[BEGIN]

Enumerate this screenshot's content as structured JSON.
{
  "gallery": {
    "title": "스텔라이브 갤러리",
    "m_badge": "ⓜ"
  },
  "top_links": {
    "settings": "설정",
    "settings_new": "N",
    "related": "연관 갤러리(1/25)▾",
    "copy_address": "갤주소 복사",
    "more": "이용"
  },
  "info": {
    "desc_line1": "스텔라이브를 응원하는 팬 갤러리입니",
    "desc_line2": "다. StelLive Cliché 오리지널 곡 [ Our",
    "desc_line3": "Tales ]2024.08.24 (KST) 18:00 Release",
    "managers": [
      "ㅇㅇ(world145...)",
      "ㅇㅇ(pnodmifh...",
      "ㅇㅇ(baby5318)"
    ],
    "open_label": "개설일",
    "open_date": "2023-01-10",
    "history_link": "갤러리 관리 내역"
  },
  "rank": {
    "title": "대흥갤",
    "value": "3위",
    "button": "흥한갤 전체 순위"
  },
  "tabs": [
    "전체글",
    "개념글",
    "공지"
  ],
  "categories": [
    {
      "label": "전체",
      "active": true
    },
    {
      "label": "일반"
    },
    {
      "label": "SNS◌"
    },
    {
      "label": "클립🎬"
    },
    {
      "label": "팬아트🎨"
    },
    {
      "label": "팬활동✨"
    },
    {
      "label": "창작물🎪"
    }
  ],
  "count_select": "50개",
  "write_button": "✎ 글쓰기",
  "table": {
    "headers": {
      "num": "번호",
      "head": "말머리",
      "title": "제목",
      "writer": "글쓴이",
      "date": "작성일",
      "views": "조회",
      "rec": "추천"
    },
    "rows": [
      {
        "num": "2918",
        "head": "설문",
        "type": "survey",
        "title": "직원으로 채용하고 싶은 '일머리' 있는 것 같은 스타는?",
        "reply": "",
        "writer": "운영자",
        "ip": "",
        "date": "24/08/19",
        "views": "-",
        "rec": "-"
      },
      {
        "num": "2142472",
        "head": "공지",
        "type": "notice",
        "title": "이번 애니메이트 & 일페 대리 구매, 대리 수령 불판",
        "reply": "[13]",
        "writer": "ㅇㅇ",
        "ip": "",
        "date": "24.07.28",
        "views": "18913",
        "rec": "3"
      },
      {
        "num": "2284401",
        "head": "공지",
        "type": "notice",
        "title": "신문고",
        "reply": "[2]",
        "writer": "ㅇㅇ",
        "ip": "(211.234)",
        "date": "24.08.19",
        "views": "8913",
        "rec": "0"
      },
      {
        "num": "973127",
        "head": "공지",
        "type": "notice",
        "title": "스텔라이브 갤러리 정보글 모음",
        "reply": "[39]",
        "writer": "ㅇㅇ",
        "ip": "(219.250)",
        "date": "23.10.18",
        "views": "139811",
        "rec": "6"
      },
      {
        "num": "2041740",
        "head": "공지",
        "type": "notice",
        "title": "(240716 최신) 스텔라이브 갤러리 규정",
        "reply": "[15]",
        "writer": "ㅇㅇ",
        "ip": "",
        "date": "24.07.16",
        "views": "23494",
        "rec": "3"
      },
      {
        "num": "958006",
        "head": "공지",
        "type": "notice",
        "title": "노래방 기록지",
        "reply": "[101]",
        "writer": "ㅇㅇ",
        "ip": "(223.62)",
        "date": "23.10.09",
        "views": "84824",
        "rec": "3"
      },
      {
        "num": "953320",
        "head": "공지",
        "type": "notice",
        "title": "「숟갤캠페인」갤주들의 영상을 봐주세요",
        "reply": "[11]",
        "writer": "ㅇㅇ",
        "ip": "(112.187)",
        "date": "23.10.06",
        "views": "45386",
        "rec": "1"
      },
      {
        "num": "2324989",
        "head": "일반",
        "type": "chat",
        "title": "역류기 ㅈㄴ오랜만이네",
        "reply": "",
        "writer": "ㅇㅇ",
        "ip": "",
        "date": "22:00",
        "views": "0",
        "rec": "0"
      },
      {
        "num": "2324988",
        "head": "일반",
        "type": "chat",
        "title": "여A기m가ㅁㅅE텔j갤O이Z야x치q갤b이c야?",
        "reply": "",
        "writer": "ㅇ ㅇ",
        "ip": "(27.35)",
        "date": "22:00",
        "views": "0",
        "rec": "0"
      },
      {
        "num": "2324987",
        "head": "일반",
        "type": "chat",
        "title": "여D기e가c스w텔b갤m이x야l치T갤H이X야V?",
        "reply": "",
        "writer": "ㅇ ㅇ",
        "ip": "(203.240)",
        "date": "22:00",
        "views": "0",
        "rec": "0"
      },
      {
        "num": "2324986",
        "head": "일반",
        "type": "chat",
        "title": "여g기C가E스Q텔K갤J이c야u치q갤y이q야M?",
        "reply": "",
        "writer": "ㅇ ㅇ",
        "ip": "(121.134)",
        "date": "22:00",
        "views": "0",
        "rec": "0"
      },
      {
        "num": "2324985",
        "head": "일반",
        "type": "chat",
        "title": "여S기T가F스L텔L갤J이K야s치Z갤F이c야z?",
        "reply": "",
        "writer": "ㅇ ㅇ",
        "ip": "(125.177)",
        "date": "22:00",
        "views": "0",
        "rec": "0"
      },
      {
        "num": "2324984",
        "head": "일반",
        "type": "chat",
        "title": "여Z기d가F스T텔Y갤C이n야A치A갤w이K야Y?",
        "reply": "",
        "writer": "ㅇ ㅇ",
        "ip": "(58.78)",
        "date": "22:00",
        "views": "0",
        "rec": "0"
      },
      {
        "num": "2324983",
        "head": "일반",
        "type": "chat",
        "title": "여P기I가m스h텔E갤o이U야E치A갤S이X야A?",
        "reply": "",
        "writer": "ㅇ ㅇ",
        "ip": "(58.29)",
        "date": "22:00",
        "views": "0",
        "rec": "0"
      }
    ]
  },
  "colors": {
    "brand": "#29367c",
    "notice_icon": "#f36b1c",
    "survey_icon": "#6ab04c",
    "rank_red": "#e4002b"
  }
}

[END]

• WORK TO DO: Set all of the records down again, exactly as they stand.

• WORKED SOLUTION:
Enumerate this screenshot's content as structured JSON.
{
  "gallery": {
    "title": "스텔라이브 갤러리",
    "m_badge": "ⓜ"
  },
  "top_links": {
    "settings": "설정",
    "settings_new": "N",
    "related": "연관 갤러리(1/25)▾",
    "copy_address": "갤주소 복사",
    "more": "이용"
  },
  "info": {
    "desc_line1": "스텔라이브를 응원하는 팬 갤러리입니",
    "desc_line2": "다. StelLive Cliché 오리지널 곡 [ Our",
    "desc_line3": "Tales ]2024.08.24 (KST) 18:00 Release",
    "managers": [
      "ㅇㅇ(world145...)",
      "ㅇㅇ(pnodmifh...",
      "ㅇㅇ(baby5318)"
    ],
    "open_label": "개설일",
    "open_date": "2023-01-10",
    "history_link": "갤러리 관리 내역"
  },
  "rank": {
    "title": "대흥갤",
    "value": "3위",
    "button": "흥한갤 전체 순위"
  },
  "tabs": [
    "전체글",
    "개념글",
    "공지"
  ],
  "categories": [
    {
      "label": "전체",
      "active": true
    },
    {
      "label": "일반"
    },
    {
      "label": "SNS◌"
    },
    {
      "label": "클립🎬"
    },
    {
      "label": "팬아트🎨"
    },
    {
      "label": "팬활동✨"
    },
    {
      "label": "창작물🎪"
    }
  ],
  "count_select": "50개",
  "write_button": "✎ 글쓰기",
  "table": {
    "headers": {
      "num": "번호",
      "head": "말머리",
      "title": "제목",
      "writer": "글쓴이",
      "date": "작성일",
      "views": "조회",
      "rec": "추천"
    },
    "rows": [
      {
        "num": "2918",
        "head": "설문",
        "type": "survey",
        "title": "직원으로 채용하고 싶은 '일머리' 있는 것 같은 스타는?",
        "reply": "",
        "writer": "운영자",
        "ip": "",
        "date": "24/08/19",
        "views": "-",
        "rec": "-"
      },
      {
        "num": "2142472",
        "head": "공지",
        "type": "notice",
        "title": "이번 애니메이트 & 일페 대리 구매, 대리 수령 불판",
        "reply": "[13]",
        "writer": "ㅇㅇ",
        "ip": "",
        "date": "24.07.28",
        "views": "18913",
        "rec": "3"
      },
      {
        "num": "2284401",
        "head": "공지",
        "type": "notice",
        "title": "신문고",
        "reply": "[2]",
        "writer": "ㅇㅇ",
        "ip": "(211.234)",
        "date": "24.08.19",
        "views": "8913",
        "rec": "0"
      },
      {
        "num": "973127",
        "head": "공지",
        "type": "notice",
        "title": "스텔라이브 갤러리 정보글 모음",
        "reply": "[39]",
        "writer": "ㅇㅇ",
        "ip": "(219.250)",
        "date": "23.10.18",
        "views": "139811",
        "rec": "6"
      },
      {
        "num": "2041740",
        "head": "공지",
        "type": "notice",
        "title": "(240716 최신) 스텔라이브 갤러리 규정",
        "reply": "[15]",
        "writer": "ㅇㅇ",
        "ip": "",
        "date": "24.07.16",
        "views": "23494",
        "rec": "3"
      },
      {
        "num": "958006",
        "head": "공지",
        "type": "notice",
        "title": "노래방 기록지",
        "reply": "[101]",
        "writer": "ㅇㅇ",
        "ip": "(223.62)",
        "date": "23.10.09",
        "views": "84824",
        "rec": "3"
      },
      {
        "num": "953320",
        "head": "공지",
        "type": "notice",
        "title": "「숟갤캠페인」갤주들의 영상을 봐주세요",
        "reply": "[11]",
        "writer": "ㅇㅇ",
        "ip": "(112.187)",
        "date": "23.10.06",
        "views": "45386",
        "rec": "1"
      },
      {
        "num": "2324989",
        "head": "일반",
        "type": "chat",
        "title": "역류기 ㅈㄴ오랜만이네",
        "reply": "",
        "writer": "ㅇㅇ",
        "ip": "",
        "date": "22:00",
        "views": "0",
        "rec": "0"
      },
      {
        "num": "2324988",
        "head": "일반",
        "type": "chat",
        "title": "여A기m가ㅁㅅE텔j갤O이Z야x치q갤b이c야?",
        "reply": "",
        "writer": "ㅇ ㅇ",
        "ip": "(27.35)",
        "date": "22:00",
        "views": "0",
        "rec": "0"
      },
      {
        "num": "2324987",
        "head": "일반",
        "type": "chat",
        "title": "여D기e가c스w텔b갤m이x야l치T갤H이X야V?",
        "reply": "",
        "writer": "ㅇ ㅇ",
        "ip": "(203.240)",
        "date": "22:00",
        "views": "0",
        "rec": "0"
      },
      {
        "num": "2324986",
        "head": "일반",
        "type": "chat",
        "title": "여g기C가E스Q텔K갤J이c야u치q갤y이q야M?",
        "reply": "",
        "writer": "ㅇ ㅇ",
        "ip": "(121.134)",
        "date": "22:00",
        "views": "0",
        "rec": "0"
      },
      {
        "num": "2324985",
        "head": "일반",
        "type": "chat",
        "title": "여S기T가F스L텔L갤J이K야s치Z갤F이c야z?",
        "reply": "",
        "writer": "ㅇ ㅇ",
        "ip": "(125.177)",
        "date": "22:00",
        "views": "0",
        "rec": "0"
      },
      {
        "num": "2324984",
        "head": "일반",
        "type": "chat",
        "title": "여Z기d가F스T텔Y갤C이n야A치A갤w이K야Y?",
        "reply": "",
        "writer": "ㅇ ㅇ",
        "ip": "(58.78)",
        "date": "22:00",
        "views": "0",
        "rec": "0"
      },
      {
        "num": "2324983",
        "head": "일반",
        "type": "chat",
        "title": "여P기I가m스h텔E갤o이U야E치A갤S이X야A?",
        "reply": "",
        "writer": "ㅇ ㅇ",
        "ip": "(58.29)",
        "date": "22:00",
        "views": "0",
        "rec": "0"
      }
    ]
  },
  "colors": {
    "brand": "#29367c",
    "notice_icon": "#f36b1c",
    "survey_icon": "#6ab04c",
    "rank_red": "#e4002b"
  }
}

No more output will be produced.